#### DATASET RECORDS:
* begin *
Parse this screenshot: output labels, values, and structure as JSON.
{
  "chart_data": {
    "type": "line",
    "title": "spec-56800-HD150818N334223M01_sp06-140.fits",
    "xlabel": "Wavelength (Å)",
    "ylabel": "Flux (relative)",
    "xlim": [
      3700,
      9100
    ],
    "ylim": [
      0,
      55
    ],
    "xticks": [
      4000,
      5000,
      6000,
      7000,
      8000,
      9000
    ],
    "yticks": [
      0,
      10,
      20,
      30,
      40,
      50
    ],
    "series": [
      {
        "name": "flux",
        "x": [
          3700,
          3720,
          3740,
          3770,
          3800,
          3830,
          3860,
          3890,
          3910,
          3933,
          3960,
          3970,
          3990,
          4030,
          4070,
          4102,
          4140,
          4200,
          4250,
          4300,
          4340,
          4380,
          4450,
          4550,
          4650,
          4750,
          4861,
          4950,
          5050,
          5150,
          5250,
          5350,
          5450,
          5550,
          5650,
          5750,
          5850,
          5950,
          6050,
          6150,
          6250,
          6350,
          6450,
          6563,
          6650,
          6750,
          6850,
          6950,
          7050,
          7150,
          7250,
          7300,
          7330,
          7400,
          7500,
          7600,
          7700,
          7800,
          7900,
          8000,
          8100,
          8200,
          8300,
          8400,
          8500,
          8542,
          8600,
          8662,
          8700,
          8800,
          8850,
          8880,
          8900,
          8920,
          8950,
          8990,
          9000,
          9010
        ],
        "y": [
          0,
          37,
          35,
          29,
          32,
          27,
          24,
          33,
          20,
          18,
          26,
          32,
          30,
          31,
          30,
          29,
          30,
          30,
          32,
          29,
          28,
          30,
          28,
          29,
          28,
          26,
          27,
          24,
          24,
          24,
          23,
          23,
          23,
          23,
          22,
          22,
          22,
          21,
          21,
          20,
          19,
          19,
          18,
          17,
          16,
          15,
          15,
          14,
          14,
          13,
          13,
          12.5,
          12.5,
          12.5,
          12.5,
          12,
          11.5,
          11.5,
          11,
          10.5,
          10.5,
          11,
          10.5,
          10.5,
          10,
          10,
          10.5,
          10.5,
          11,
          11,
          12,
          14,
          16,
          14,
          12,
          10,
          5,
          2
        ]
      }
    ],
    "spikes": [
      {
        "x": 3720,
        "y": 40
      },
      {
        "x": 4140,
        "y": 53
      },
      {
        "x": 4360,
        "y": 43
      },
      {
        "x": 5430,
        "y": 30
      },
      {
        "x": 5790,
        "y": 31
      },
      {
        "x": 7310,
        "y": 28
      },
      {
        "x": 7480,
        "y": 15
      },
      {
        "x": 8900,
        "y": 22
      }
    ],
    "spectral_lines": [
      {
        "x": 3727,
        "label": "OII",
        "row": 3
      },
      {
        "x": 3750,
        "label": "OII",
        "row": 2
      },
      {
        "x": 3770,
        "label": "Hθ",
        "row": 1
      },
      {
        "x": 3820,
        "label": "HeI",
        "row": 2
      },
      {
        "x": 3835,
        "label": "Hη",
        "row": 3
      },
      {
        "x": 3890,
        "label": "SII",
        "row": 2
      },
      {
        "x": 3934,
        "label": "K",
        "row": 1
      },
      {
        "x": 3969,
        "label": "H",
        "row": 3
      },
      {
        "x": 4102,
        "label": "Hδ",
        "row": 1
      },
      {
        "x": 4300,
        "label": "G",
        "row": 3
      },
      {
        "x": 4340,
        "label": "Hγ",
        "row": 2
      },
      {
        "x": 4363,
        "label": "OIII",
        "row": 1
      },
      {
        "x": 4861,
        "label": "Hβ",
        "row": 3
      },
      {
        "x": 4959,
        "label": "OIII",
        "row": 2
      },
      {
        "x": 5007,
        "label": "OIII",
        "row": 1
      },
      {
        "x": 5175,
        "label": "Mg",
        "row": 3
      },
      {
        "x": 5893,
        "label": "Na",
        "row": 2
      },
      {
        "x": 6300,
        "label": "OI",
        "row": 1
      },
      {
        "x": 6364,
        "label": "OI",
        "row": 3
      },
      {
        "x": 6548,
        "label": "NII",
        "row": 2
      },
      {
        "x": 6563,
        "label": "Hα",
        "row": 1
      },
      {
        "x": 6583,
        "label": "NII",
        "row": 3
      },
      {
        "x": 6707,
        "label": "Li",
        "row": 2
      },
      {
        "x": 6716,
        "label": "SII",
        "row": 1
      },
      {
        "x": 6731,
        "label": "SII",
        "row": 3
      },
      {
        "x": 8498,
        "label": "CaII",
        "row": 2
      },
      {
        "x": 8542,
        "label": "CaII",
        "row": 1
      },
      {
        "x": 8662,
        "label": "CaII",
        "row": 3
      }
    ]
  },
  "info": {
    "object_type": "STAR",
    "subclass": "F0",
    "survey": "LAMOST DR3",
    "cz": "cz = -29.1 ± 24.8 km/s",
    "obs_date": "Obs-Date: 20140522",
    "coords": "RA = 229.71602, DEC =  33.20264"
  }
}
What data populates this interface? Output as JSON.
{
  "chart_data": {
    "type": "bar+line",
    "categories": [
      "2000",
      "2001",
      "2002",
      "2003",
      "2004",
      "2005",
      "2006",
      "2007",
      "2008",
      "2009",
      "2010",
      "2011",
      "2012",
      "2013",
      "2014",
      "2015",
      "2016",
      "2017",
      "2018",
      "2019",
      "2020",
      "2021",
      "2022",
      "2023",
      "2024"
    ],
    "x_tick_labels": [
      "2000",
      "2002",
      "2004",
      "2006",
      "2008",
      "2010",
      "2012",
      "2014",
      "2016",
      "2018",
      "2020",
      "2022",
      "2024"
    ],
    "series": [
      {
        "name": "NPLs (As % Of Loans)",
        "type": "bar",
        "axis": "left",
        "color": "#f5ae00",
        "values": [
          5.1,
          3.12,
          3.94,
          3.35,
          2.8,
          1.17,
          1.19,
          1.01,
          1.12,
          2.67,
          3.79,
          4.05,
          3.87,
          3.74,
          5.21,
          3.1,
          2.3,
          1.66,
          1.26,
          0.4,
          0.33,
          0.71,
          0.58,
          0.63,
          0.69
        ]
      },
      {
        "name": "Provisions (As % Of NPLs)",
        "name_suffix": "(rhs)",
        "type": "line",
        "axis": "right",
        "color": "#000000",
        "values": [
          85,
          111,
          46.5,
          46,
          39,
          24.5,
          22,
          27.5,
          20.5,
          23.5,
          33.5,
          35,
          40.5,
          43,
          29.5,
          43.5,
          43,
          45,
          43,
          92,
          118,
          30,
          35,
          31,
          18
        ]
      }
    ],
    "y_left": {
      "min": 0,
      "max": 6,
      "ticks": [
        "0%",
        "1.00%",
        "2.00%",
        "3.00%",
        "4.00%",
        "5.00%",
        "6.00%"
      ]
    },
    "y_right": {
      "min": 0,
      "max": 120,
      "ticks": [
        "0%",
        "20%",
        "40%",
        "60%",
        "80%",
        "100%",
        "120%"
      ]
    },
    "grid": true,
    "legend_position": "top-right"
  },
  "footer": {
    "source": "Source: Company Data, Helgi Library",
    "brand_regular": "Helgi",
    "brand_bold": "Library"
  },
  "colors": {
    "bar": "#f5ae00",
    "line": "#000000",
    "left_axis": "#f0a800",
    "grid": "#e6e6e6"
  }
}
* end *
#### WHAT NEEDS TO BE DONE:
Repeat every entry exactly, please.

#### TASK RESPONSE:
Parse this screenshot: output labels, values, and structure as JSON.
{
  "chart_data": {
    "type": "line",
    "title": "spec-56800-HD150818N334223M01_sp06-140.fits",
    "xlabel": "Wavelength (Å)",
    "ylabel": "Flux (relative)",
    "xlim": [
      3700,
      9100
    ],
    "ylim": [
      0,
      55
    ],
    "xticks": [
      4000,
      5000,
      6000,
      7000,
      8000,
      9000
    ],
    "yticks": [
      0,
      10,
      20,
      30,
      40,
      50
    ],
    "series": [
      {
        "name": "flux",
        "x": [
          3700,
          3720,
          3740,
          3770,
          3800,
          3830,
          3860,
          3890,
          3910,
          3933,
          3960,
          3970,
          3990,
          4030,
          4070,
          4102,
          4140,
          4200,
          4250,
          4300,
          4340,
          4380,
          4450,
          4550,
          4650,
          4750,
          4861,
          4950,
          5050,
          5150,
          5250,
          5350,
          5450,
          5550,
          5650,
          5750,
          5850,
          5950,
          6050,
          6150,
          6250,
          6350,
          6450,
          6563,
          6650,
          6750,
          6850,
          6950,
          7050,
          7150,
          7250,
          7300,
          7330,
          7400,
          7500,
          7600,
          7700,
          7800,
          7900,
          8000,
          8100,
          8200,
          8300,
          8400,
          8500,
          8542,
          8600,
          8662,
          8700,
          8800,
          8850,
          8880,
          8900,
          8920,
          8950,
          8990,
          9000,
          9010
        ],
        "y": [
          0,
          37,
          35,
          29,
          32,
          27,
          24,
          33,
          20,
          18,
          26,
          32,
          30,
          31,
          30,
          29,
          30,
          30,
          32,
          29,
          28,
          30,
          28,
          29,
          28,
          26,
          27,
          24,
          24,
          24,
          23,
          23,
          23,
          23,
          22,
          22,
          22,
          21,
          21,
          20,
          19,
          19,
          18,
          17,
          16,
          15,
          15,
          14,
          14,
          13,
          13,
          12.5,
          12.5,
          12.5,
          12.5,
          12,
          11.5,
          11.5,
          11,
          10.5,
          10.5,
          11,
          10.5,
          10.5,
          10,
          10,
          10.5,
          10.5,
          11,
          11,
          12,
          14,
          16,
          14,
          12,
          10,
          5,
          2
        ]
      }
    ],
    "spikes": [
      {
        "x": 3720,
        "y": 40
      },
      {
        "x": 4140,
        "y": 53
      },
      {
        "x": 4360,
        "y": 43
      },
      {
        "x": 5430,
        "y": 30
      },
      {
        "x": 5790,
        "y": 31
      },
      {
        "x": 7310,
        "y": 28
      },
      {
        "x": 7480,
        "y": 15
      },
      {
        "x": 8900,
        "y": 22
      }
    ],
    "spectral_lines": [
      {
        "x": 3727,
        "label": "OII",
        "row": 3
      },
      {
        "x": 3750,
        "label": "OII",
        "row": 2
      },
      {
        "x": 3770,
        "label": "Hθ",
        "row": 1
      },
      {
        "x": 3820,
        "label": "HeI",
        "row": 2
      },
      {
        "x": 3835,
        "label": "Hη",
        "row": 3
      },
      {
        "x": 3890,
        "label": "SII",
        "row": 2
      },
      {
        "x": 3934,
        "label": "K",
        "row": 1
      },
      {
        "x": 3969,
        "label": "H",
        "row": 3
      },
      {
        "x": 4102,
        "label": "Hδ",
        "row": 1
      },
      {
        "x": 4300,
        "label": "G",
        "row": 3
      },
      {
        "x": 4340,
        "label": "Hγ",
        "row": 2
      },
      {
        "x": 4363,
        "label": "OIII",
        "row": 1
      },
      {
        "x": 4861,
        "label": "Hβ",
        "row": 3
      },
      {
        "x": 4959,
        "label": "OIII",
        "row": 2
      },
      {
        "x": 5007,
        "label": "OIII",
        "row": 1
      },
      {
        "x": 5175,
        "label": "Mg",
        "row": 3
      },
      {
        "x": 5893,
        "label": "Na",
        "row": 2
      },
      {
        "x": 6300,
        "label": "OI",
        "row": 1
      },
      {
        "x": 6364,
        "label": "OI",
        "row": 3
      },
      {
        "x": 6548,
        "label": "NII",
        "row": 2
      },
      {
        "x": 6563,
        "label": "Hα",
        "row": 1
      },
      {
        "x": 6583,
        "label": "NII",
        "row": 3
      },
      {
        "x": 6707,
        "label": "Li",
        "row": 2
      },
      {
        "x": 6716,
        "label": "SII",
        "row": 1
      },
      {
        "x": 6731,
        "label": "SII",
        "row": 3
      },
      {
        "x": 8498,
        "label": "CaII",
        "row": 2
      },
      {
        "x": 8542,
        "label": "CaII",
        "row": 1
      },
      {
        "x": 8662,
        "label": "CaII",
        "row": 3
      }
    ]
  },
  "info": {
    "object_type": "STAR",
    "subclass": "F0",
    "survey": "LAMOST DR3",
    "cz": "cz = -29.1 ± 24.8 km/s",
    "obs_date": "Obs-Date: 20140522",
    "coords": "RA = 229.71602, DEC =  33.20264"
  }
}
What data populates this interface? Output as JSON.
{
  "chart_data": {
    "type": "bar+line",
    "categories": [
      "2000",
      "2001",
      "2002",
      "2003",
      "2004",
      "2005",
      "2006",
      "2007",
      "2008",
      "2009",
      "2010",
      "2011",
      "2012",
      "2013",
      "2014",
      "2015",
      "2016",
      "2017",
      "2018",
      "2019",
      "2020",
      "2021",
      "2022",
      "2023",
      "2024"
    ],
    "x_tick_labels": [
      "2000",
      "2002",
      "2004",
      "2006",
      "2008",
      "2010",
      "2012",
      "2014",
      "2016",
      "2018",
      "2020",
      "2022",
      "2024"
    ],
    "series": [
      {
        "name": "NPLs (As % Of Loans)",
        "type": "bar",
        "axis": "left",
        "color": "#f5ae00",
        "values": [
          5.1,
          3.12,
          3.94,
          3.35,
          2.8,
          1.17,
          1.19,
          1.01,
          1.12,
          2.67,
          3.79,
          4.05,
          3.87,
          3.74,
          5.21,
          3.1,
          2.3,
          1.66,
          1.26,
          0.4,
          0.33,
          0.71,
          0.58,
          0.63,
          0.69
        ]
      },
      {
        "name": "Provisions (As % Of NPLs)",
        "name_suffix": "(rhs)",
        "type": "line",
        "axis": "right",
        "color": "#000000",
        "values": [
          85,
          111,
          46.5,
          46,
          39,
          24.5,
          22,
          27.5,
          20.5,
          23.5,
          33.5,
          35,
          40.5,
          43,
          29.5,
          43.5,
          43,
          45,
          43,
          92,
          118,
          30,
          35,
          31,
          18
        ]
      }
    ],
    "y_left": {
      "min": 0,
      "max": 6,
      "ticks": [
        "0%",
        "1.00%",
        "2.00%",
        "3.00%",
        "4.00%",
        "5.00%",
        "6.00%"
      ]
    },
    "y_right": {
      "min": 0,
      "max": 120,
      "ticks": [
        "0%",
        "20%",
        "40%",
        "60%",
        "80%",
        "100%",
        "120%"
      ]
    },
    "grid": true,
    "legend_position": "top-right"
  },
  "footer": {
    "source": "Source: Company Data, Helgi Library",
    "brand_regular": "Helgi",
    "brand_bold": "Library"
  },
  "colors": {
    "bar": "#f5ae00",
    "line": "#000000",
    "left_axis": "#f0a800",
    "grid": "#e6e6e6"
  }
}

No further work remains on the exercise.